Written instruction: Pick out every line that holds the string "SDTVAR" and copy it.

---

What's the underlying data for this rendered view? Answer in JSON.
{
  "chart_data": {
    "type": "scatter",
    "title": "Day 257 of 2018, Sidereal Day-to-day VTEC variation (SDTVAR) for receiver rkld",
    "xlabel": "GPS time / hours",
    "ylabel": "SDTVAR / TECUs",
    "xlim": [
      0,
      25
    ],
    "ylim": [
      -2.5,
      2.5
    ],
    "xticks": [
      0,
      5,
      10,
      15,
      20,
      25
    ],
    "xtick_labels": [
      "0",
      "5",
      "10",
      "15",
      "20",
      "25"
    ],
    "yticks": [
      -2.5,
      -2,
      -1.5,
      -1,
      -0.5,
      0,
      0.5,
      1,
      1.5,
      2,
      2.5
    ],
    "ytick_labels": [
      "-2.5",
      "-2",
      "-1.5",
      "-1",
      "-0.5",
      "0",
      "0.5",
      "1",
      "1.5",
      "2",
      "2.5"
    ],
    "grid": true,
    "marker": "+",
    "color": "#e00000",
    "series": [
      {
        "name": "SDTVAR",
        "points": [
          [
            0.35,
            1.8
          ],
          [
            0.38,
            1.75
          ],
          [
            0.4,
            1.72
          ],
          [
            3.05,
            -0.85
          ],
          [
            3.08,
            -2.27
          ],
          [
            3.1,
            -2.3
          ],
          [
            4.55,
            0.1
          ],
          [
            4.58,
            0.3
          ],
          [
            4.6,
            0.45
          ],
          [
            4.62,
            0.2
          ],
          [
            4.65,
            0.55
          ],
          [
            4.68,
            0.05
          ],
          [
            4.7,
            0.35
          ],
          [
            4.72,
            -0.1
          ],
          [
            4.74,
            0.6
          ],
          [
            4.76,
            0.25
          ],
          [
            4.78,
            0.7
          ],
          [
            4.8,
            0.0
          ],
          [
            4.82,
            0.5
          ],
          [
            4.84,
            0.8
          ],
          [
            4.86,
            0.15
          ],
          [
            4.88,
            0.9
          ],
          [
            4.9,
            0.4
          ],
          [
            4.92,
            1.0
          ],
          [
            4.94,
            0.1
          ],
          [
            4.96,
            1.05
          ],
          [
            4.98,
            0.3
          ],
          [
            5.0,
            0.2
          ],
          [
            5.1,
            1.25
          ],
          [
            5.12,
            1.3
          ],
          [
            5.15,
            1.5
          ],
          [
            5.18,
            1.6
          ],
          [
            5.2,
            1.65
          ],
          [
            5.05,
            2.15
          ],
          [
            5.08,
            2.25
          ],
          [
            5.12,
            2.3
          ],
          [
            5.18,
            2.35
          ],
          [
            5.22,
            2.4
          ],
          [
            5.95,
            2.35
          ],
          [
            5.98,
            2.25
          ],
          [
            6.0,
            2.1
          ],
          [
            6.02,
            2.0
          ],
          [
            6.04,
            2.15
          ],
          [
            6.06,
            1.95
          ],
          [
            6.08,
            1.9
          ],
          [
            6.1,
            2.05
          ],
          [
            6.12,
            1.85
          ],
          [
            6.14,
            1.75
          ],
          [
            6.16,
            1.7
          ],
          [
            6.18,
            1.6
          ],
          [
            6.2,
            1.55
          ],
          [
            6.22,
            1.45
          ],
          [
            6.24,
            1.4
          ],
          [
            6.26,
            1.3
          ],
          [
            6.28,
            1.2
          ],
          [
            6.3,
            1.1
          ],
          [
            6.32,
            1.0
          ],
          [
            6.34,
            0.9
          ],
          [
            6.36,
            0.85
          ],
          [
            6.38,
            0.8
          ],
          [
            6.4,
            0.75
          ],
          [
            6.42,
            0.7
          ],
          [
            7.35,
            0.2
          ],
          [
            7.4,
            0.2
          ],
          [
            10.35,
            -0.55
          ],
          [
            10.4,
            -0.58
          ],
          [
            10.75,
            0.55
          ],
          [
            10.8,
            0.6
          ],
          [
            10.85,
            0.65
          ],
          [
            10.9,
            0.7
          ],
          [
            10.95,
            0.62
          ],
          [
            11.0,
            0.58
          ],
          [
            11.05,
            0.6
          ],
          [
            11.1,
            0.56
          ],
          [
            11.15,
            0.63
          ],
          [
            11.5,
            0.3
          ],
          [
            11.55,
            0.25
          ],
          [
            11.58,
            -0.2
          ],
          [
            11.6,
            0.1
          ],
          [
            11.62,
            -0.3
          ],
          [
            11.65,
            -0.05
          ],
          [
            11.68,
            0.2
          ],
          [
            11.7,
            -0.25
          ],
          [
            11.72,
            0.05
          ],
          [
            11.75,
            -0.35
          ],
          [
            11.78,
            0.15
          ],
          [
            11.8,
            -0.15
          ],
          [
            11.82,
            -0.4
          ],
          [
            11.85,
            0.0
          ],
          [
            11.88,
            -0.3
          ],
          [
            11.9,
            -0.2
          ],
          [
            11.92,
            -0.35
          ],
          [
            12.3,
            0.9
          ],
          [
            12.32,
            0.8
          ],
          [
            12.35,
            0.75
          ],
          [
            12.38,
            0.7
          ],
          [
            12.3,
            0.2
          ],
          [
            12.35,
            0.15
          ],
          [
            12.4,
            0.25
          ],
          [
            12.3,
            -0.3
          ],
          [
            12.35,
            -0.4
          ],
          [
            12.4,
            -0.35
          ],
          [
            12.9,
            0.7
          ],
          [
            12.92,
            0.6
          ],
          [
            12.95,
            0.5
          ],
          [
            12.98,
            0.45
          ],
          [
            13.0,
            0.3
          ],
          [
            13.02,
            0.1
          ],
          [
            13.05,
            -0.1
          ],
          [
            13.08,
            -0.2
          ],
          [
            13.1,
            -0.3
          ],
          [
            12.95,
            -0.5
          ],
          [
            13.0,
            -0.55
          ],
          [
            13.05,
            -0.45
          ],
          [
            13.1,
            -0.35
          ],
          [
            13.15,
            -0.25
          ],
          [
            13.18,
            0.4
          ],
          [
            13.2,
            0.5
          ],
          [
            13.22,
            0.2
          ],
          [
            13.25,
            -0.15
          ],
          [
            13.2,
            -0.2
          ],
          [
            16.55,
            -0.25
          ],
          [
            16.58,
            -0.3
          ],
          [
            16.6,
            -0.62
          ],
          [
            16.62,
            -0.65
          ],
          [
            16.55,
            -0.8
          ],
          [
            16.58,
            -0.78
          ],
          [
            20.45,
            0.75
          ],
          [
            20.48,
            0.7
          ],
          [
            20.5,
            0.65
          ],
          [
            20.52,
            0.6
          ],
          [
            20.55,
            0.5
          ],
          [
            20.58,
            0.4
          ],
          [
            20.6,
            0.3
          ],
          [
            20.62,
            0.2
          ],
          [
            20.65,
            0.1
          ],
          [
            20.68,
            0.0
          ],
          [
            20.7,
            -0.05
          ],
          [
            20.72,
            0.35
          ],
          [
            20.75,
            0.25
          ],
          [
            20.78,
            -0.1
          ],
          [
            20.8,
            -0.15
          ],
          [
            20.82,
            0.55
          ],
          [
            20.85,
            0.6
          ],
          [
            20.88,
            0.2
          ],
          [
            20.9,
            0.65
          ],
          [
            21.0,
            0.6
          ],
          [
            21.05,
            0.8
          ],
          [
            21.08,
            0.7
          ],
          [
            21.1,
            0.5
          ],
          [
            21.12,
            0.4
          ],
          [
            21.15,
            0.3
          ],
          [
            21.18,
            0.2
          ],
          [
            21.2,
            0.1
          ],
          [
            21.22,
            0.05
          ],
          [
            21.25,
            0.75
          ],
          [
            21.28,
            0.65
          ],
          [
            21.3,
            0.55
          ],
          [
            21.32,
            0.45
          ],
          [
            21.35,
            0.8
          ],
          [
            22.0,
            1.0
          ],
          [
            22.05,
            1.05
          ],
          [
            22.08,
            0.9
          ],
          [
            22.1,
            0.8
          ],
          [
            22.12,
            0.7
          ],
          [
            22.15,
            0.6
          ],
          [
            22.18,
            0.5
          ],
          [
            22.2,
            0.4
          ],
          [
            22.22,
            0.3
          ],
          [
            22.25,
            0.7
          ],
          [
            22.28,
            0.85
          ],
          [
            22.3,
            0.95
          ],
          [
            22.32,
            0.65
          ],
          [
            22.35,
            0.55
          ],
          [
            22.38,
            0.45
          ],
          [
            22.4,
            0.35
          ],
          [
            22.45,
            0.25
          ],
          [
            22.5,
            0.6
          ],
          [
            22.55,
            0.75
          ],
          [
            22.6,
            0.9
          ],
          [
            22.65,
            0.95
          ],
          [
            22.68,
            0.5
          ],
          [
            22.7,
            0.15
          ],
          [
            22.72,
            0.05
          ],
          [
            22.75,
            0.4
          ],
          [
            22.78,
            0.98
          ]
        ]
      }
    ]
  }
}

---

Finished answer:
    "title": "Day 257 of 2018, Sidereal Day-to-day VTEC variation (SDTVAR) for receiver rkld",
    "ylabel": "SDTVAR / TECUs",
        "name": "SDTVAR",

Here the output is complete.